◆ **TASK**
Output, word for word, every line from the line with "Extract the structured" through the final line of the data below.

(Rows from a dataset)
(begin)

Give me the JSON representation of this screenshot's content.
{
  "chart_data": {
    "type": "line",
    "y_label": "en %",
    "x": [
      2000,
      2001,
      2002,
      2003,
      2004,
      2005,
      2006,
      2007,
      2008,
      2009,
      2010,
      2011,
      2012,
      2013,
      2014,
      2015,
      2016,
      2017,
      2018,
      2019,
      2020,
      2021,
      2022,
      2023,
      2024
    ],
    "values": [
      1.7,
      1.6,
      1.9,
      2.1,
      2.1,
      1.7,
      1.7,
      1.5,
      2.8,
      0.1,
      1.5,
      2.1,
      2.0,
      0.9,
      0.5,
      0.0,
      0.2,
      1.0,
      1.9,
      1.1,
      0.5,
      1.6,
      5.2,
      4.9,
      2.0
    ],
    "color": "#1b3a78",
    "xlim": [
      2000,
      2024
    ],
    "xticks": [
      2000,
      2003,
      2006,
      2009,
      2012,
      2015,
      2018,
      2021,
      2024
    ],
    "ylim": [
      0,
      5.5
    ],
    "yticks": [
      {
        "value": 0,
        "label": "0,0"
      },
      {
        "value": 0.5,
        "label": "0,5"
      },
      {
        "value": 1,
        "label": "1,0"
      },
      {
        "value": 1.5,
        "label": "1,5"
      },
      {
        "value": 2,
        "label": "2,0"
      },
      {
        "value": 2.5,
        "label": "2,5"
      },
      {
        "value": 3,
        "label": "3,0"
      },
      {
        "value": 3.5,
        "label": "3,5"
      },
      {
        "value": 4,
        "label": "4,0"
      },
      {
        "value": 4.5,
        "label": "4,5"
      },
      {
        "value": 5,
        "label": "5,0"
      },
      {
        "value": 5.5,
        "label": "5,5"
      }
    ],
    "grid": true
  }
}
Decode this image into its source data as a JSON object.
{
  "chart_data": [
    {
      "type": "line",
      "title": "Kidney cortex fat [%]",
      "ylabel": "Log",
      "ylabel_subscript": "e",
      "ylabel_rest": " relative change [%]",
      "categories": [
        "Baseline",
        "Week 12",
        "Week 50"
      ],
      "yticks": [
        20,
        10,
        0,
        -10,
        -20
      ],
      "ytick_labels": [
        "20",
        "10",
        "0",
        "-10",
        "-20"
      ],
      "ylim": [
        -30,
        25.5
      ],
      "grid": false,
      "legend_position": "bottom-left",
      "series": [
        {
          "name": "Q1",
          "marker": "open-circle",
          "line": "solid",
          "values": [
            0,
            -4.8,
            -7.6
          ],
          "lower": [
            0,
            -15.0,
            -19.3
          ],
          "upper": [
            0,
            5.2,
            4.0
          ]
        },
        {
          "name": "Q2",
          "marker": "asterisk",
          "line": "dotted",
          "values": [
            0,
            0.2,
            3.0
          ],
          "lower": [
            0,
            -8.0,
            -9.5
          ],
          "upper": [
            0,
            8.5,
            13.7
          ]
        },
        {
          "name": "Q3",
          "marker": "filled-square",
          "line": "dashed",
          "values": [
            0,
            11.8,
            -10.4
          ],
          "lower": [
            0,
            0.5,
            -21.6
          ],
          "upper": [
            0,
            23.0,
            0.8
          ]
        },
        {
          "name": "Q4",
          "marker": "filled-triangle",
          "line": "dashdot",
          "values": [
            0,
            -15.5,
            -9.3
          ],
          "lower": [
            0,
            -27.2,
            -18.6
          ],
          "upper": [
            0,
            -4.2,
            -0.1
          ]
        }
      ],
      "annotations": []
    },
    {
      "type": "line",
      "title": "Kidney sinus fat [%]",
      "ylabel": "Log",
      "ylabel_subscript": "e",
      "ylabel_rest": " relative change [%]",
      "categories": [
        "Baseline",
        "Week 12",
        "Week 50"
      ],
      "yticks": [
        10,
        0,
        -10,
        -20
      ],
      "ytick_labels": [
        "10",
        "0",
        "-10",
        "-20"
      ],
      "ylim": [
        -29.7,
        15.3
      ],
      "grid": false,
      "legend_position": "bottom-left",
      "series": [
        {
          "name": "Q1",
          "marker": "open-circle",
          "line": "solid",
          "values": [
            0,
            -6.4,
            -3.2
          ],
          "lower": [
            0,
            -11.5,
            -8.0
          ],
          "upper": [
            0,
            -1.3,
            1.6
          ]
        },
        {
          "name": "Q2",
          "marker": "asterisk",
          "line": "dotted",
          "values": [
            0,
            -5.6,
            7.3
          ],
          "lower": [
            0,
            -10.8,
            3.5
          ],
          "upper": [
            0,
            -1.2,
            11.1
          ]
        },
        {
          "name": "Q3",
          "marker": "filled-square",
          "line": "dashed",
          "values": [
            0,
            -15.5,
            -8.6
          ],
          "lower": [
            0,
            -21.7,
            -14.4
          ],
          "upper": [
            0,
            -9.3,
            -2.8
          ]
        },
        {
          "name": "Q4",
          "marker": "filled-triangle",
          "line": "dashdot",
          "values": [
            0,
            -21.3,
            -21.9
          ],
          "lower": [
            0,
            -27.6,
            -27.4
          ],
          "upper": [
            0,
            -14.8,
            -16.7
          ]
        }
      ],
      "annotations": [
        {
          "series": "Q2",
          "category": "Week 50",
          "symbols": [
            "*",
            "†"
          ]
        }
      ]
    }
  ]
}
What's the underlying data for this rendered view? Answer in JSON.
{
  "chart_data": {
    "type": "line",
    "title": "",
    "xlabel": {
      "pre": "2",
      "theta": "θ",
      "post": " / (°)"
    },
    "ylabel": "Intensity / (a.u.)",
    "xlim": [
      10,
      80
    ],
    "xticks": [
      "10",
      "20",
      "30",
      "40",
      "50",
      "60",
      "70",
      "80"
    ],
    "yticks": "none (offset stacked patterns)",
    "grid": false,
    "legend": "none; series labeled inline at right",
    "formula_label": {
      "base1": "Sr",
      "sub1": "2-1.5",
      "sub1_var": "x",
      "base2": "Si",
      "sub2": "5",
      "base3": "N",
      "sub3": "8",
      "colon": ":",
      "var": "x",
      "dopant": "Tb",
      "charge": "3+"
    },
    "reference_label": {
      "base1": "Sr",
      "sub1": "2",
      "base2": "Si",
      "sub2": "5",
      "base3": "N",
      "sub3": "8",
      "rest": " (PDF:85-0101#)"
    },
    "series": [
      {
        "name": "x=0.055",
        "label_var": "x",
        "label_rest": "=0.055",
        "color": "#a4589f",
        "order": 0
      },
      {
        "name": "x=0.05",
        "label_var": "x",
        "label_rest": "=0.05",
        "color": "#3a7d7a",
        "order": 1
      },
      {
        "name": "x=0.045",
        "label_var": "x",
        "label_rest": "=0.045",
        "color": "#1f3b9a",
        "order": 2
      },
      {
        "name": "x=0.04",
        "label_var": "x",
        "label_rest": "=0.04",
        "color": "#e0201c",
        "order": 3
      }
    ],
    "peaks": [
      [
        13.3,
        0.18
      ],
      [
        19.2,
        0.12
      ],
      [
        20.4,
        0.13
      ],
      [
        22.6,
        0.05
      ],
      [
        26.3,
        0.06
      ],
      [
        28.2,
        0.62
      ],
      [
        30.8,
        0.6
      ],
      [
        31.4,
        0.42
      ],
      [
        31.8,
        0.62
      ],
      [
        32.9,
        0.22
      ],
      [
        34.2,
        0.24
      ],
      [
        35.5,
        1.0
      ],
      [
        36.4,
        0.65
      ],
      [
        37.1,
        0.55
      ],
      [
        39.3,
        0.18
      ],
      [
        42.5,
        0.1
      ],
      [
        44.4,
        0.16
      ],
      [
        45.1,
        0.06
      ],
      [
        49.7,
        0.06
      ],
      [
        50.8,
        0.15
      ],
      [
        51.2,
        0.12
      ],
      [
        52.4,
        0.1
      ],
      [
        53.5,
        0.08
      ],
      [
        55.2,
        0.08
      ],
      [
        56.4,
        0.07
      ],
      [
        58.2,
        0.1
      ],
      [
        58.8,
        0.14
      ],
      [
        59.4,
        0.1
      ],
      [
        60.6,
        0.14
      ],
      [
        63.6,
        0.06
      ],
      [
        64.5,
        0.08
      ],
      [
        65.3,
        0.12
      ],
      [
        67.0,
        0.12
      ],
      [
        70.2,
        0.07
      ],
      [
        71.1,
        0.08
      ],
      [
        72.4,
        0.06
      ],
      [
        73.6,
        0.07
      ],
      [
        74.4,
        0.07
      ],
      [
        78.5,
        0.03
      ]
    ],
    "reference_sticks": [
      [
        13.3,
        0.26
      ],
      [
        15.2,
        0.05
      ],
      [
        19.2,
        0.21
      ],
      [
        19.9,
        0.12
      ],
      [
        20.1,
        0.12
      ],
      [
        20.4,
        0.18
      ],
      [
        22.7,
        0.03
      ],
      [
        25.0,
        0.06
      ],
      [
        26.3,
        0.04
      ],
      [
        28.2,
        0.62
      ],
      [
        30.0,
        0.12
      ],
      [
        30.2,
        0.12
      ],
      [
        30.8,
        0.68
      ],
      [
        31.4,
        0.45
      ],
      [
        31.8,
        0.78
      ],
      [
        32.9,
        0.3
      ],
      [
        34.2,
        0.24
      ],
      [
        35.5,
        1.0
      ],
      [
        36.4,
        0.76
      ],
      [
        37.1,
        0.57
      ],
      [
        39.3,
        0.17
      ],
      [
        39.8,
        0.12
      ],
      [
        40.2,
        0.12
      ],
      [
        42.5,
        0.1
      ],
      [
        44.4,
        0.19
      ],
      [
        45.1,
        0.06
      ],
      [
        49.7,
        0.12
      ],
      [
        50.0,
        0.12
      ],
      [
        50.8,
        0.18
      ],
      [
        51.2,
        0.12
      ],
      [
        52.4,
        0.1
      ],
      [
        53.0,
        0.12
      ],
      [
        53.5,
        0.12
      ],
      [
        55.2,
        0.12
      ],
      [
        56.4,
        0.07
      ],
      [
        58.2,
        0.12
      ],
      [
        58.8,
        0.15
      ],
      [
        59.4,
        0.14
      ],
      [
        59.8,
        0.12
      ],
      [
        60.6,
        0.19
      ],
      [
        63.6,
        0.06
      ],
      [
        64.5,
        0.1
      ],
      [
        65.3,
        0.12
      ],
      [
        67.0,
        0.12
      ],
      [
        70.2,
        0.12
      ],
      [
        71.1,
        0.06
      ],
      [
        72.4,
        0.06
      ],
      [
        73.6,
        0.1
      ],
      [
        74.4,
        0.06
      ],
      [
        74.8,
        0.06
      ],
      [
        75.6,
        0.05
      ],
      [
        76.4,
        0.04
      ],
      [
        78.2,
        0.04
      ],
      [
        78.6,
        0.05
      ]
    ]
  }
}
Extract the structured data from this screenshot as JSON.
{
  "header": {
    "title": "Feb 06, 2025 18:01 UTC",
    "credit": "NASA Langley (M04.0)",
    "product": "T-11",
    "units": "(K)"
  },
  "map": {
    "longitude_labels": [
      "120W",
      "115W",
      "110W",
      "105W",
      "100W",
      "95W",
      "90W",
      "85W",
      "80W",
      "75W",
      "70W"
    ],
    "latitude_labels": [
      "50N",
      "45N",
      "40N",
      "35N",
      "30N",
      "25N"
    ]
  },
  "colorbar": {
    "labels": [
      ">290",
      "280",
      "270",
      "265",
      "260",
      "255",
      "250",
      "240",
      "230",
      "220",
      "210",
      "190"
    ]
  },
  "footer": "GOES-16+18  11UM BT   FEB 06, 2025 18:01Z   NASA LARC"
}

(end)

◆ **OUTPUT**
Extract the structured data from this screenshot as JSON.
{
  "header": {
    "title": "Feb 06, 2025 18:01 UTC",
    "credit": "NASA Langley (M04.0)",
    "product": "T-11",
    "units": "(K)"
  },
  "map": {
    "longitude_labels": [
      "120W",
      "115W",
      "110W",
      "105W",
      "100W",
      "95W",
      "90W",
      "85W",
      "80W",
      "75W",
      "70W"
    ],
    "latitude_labels": [
      "50N",
      "45N",
      "40N",
      "35N",
      "30N",
      "25N"
    ]
  },
  "colorbar": {
    "labels": [
      ">290",
      "280",
      "270",
      "265",
      "260",
      "255",
      "250",
      "240",
      "230",
      "220",
      "210",
      "190"
    ]
  },
  "footer": "GOES-16+18  11UM BT   FEB 06, 2025 18:01Z   NASA LARC"
}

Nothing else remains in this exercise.